#### What is being asked
Exactly as written, quote every line that follows, skipping the images.
-*-*-
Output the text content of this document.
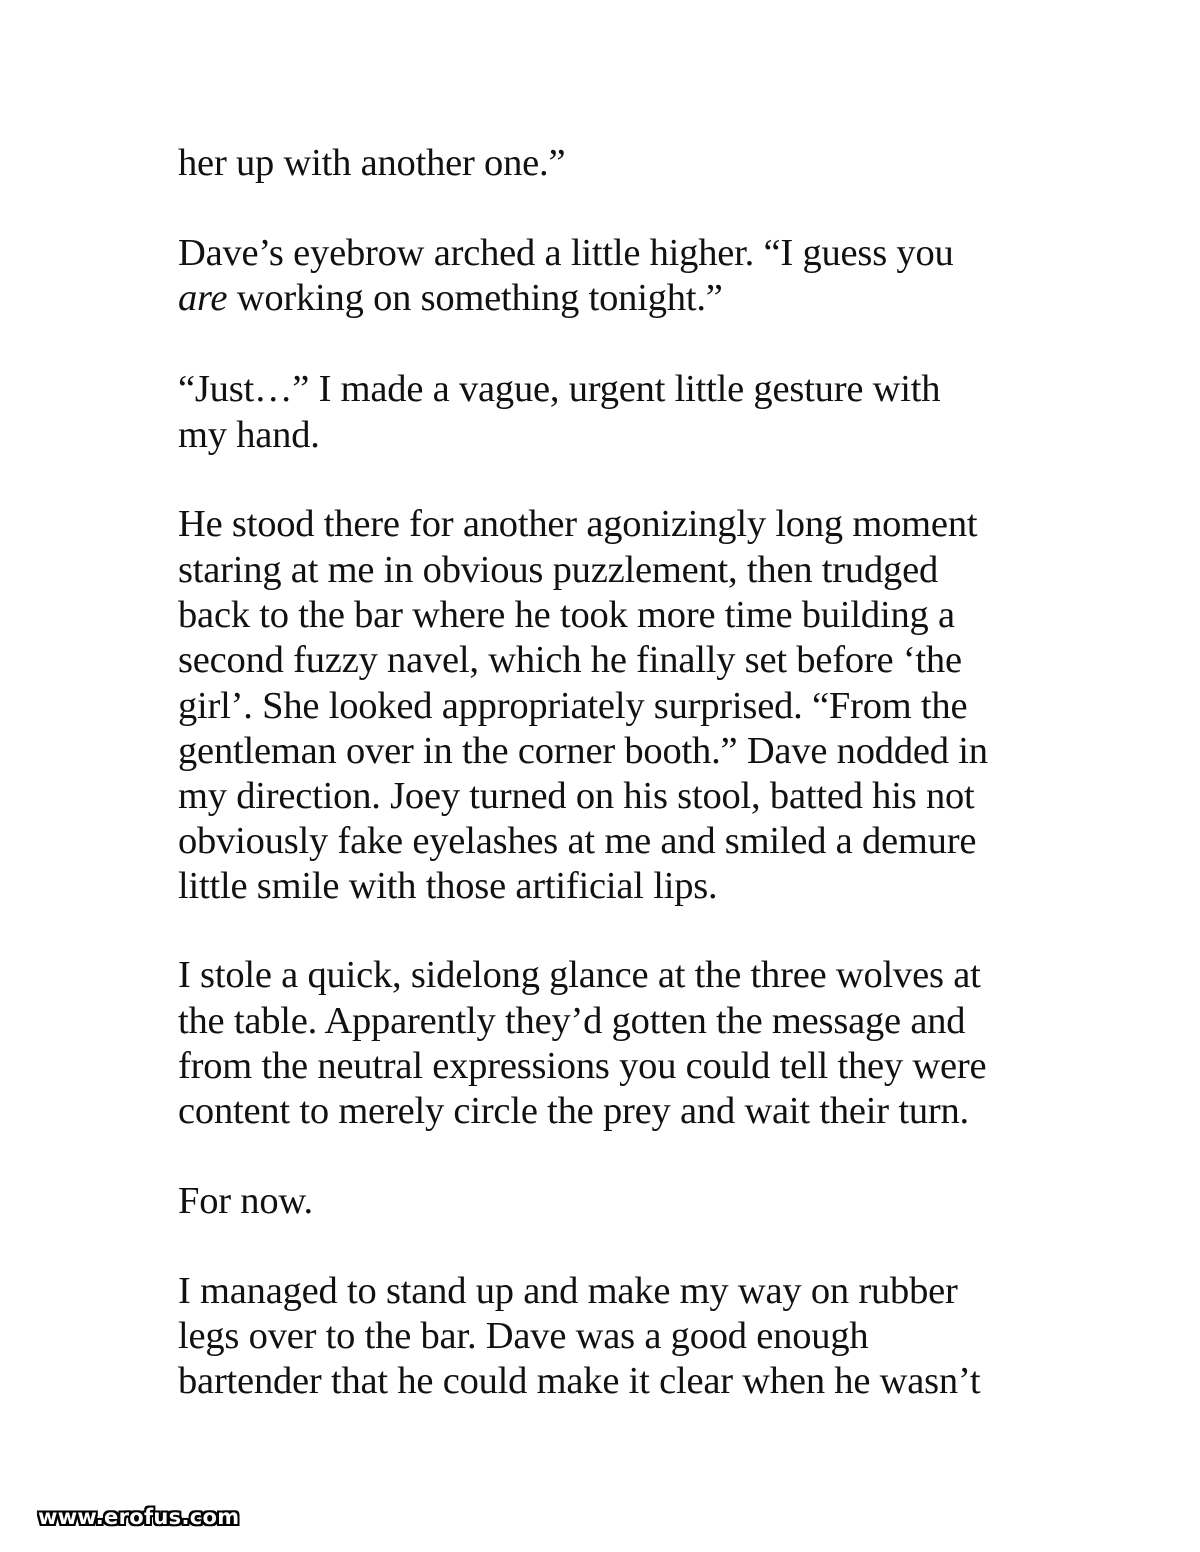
her up with another one.”
Dave’s eyebrow arched a little higher. “I guess you
are working on something tonight.”
“Just…” I made a vague, urgent little gesture with
my hand.
He stood there for another agonizingly long moment
staring at me in obvious puzzlement, then trudged
back to the bar where he took more time building a
second fuzzy navel, which he finally set before ‘the
girl’. She looked appropriately surprised. “From the
gentleman over in the corner booth.” Dave nodded in
my direction. Joey turned on his stool, batted his not
obviously fake eyelashes at me and smiled a demure
little smile with those artificial lips.
I stole a quick, sidelong glance at the three wolves at
the table. Apparently they’d gotten the message and
from the neutral expressions you could tell they were
content to merely circle the prey and wait their turn.
For now.
I managed to stand up and make my way on rubber
legs over to the bar. Dave was a good enough
bartender that he could make it clear when he wasn’t
www.erofus.com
-*-*-
#### Expected output
Output the text content of this document.
her up with another one.”
Dave’s eyebrow arched a little higher. “I guess you
are working on something tonight.”
“Just…” I made a vague, urgent little gesture with
my hand.
He stood there for another agonizingly long moment
staring at me in obvious puzzlement, then trudged
back to the bar where he took more time building a
second fuzzy navel, which he finally set before ‘the
girl’. She looked appropriately surprised. “From the
gentleman over in the corner booth.” Dave nodded in
my direction. Joey turned on his stool, batted his not
obviously fake eyelashes at me and smiled a demure
little smile with those artificial lips.
I stole a quick, sidelong glance at the three wolves at
the table. Apparently they’d gotten the message and
from the neutral expressions you could tell they were
content to merely circle the prey and wait their turn.
For now.
I managed to stand up and make my way on rubber
legs over to the bar. Dave was a good enough
bartender that he could make it clear when he wasn’t
www.erofus.com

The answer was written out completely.